_GIVEN RECORDS_.
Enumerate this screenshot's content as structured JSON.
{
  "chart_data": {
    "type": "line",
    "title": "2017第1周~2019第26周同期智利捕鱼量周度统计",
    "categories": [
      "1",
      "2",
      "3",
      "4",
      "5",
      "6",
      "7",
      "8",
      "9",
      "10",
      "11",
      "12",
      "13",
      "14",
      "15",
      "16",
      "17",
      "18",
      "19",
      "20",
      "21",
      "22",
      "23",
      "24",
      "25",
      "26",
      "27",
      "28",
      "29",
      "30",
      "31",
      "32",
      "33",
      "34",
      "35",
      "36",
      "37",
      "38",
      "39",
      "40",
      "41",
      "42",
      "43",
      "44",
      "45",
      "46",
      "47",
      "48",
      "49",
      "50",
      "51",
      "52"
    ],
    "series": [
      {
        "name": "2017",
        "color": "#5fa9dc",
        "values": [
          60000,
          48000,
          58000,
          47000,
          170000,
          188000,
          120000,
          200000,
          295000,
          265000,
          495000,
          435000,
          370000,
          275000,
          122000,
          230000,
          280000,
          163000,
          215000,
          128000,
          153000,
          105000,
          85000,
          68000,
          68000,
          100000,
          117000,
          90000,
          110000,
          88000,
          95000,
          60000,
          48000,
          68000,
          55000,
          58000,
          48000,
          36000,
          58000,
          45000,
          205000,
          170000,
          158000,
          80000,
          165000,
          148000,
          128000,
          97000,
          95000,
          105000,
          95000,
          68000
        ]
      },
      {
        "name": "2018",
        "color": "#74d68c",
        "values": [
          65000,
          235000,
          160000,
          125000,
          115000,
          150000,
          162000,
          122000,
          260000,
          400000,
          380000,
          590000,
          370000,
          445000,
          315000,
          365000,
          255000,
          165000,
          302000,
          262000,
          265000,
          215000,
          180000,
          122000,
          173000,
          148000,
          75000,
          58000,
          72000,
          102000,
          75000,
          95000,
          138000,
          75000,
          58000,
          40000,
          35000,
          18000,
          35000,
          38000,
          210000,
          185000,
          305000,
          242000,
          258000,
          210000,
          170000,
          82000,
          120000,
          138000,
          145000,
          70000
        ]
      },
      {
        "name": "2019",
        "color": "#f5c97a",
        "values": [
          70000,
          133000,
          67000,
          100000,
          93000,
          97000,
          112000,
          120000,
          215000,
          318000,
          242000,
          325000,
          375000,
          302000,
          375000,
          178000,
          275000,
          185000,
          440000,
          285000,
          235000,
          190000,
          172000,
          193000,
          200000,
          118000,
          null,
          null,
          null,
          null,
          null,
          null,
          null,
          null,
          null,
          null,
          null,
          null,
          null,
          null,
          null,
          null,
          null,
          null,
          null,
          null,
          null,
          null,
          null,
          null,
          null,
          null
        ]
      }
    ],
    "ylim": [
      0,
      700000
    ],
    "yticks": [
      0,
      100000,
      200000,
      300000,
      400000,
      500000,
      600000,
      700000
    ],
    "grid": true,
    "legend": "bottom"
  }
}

_TASK GOAL_.
Take the entries and copy them out exactly.

_COMPLETED EXERCISE_.
Enumerate this screenshot's content as structured JSON.
{
  "chart_data": {
    "type": "line",
    "title": "2017第1周~2019第26周同期智利捕鱼量周度统计",
    "categories": [
      "1",
      "2",
      "3",
      "4",
      "5",
      "6",
      "7",
      "8",
      "9",
      "10",
      "11",
      "12",
      "13",
      "14",
      "15",
      "16",
      "17",
      "18",
      "19",
      "20",
      "21",
      "22",
      "23",
      "24",
      "25",
      "26",
      "27",
      "28",
      "29",
      "30",
      "31",
      "32",
      "33",
      "34",
      "35",
      "36",
      "37",
      "38",
      "39",
      "40",
      "41",
      "42",
      "43",
      "44",
      "45",
      "46",
      "47",
      "48",
      "49",
      "50",
      "51",
      "52"
    ],
    "series": [
      {
        "name": "2017",
        "color": "#5fa9dc",
        "values": [
          60000,
          48000,
          58000,
          47000,
          170000,
          188000,
          120000,
          200000,
          295000,
          265000,
          495000,
          435000,
          370000,
          275000,
          122000,
          230000,
          280000,
          163000,
          215000,
          128000,
          153000,
          105000,
          85000,
          68000,
          68000,
          100000,
          117000,
          90000,
          110000,
          88000,
          95000,
          60000,
          48000,
          68000,
          55000,
          58000,
          48000,
          36000,
          58000,
          45000,
          205000,
          170000,
          158000,
          80000,
          165000,
          148000,
          128000,
          97000,
          95000,
          105000,
          95000,
          68000
        ]
      },
      {
        "name": "2018",
        "color": "#74d68c",
        "values": [
          65000,
          235000,
          160000,
          125000,
          115000,
          150000,
          162000,
          122000,
          260000,
          400000,
          380000,
          590000,
          370000,
          445000,
          315000,
          365000,
          255000,
          165000,
          302000,
          262000,
          265000,
          215000,
          180000,
          122000,
          173000,
          148000,
          75000,
          58000,
          72000,
          102000,
          75000,
          95000,
          138000,
          75000,
          58000,
          40000,
          35000,
          18000,
          35000,
          38000,
          210000,
          185000,
          305000,
          242000,
          258000,
          210000,
          170000,
          82000,
          120000,
          138000,
          145000,
          70000
        ]
      },
      {
        "name": "2019",
        "color": "#f5c97a",
        "values": [
          70000,
          133000,
          67000,
          100000,
          93000,
          97000,
          112000,
          120000,
          215000,
          318000,
          242000,
          325000,
          375000,
          302000,
          375000,
          178000,
          275000,
          185000,
          440000,
          285000,
          235000,
          190000,
          172000,
          193000,
          200000,
          118000,
          null,
          null,
          null,
          null,
          null,
          null,
          null,
          null,
          null,
          null,
          null,
          null,
          null,
          null,
          null,
          null,
          null,
          null,
          null,
          null,
          null,
          null,
          null,
          null,
          null,
          null
        ]
      }
    ],
    "ylim": [
      0,
      700000
    ],
    "yticks": [
      0,
      100000,
      200000,
      300000,
      400000,
      500000,
      600000,
      700000
    ],
    "grid": true,
    "legend": "bottom"
  }
}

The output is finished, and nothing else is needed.